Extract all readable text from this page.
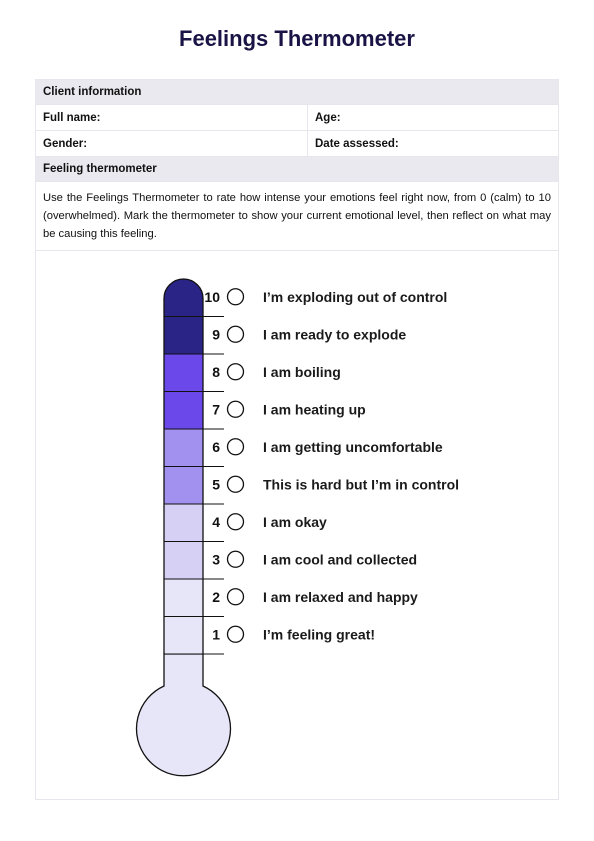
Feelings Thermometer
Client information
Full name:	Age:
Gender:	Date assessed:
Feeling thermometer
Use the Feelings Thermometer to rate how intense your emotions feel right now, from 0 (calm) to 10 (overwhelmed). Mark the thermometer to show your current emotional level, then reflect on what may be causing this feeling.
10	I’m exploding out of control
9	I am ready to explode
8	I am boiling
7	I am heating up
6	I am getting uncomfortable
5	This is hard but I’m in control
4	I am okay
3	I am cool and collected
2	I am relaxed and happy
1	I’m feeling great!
..............................
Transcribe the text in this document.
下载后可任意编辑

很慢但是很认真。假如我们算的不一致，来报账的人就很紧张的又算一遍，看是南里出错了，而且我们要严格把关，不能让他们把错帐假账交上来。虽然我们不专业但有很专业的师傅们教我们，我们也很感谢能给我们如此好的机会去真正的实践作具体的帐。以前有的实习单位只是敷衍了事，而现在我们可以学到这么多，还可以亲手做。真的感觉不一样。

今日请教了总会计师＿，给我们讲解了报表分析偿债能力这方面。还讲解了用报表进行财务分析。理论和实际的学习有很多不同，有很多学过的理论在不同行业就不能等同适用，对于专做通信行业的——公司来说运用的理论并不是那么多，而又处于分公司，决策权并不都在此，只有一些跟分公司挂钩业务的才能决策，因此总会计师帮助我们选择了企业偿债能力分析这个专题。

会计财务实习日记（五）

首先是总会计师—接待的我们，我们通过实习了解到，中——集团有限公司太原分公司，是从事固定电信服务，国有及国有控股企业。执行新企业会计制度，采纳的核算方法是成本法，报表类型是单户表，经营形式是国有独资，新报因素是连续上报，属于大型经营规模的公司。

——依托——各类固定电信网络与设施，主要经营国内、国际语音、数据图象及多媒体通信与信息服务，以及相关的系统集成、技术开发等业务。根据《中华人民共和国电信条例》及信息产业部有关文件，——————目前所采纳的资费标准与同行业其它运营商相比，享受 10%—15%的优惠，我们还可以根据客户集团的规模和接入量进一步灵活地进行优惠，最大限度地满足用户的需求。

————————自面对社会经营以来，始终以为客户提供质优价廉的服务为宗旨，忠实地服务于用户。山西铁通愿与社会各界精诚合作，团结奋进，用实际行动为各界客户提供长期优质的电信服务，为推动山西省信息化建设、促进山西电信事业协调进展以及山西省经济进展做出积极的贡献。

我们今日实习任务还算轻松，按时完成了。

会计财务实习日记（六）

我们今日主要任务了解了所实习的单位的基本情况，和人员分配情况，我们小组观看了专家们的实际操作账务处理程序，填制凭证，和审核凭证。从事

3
..............................
__What to do__
Look through the listing above and count the lines where the string "control" appears. Report the number only.

__The reply__
2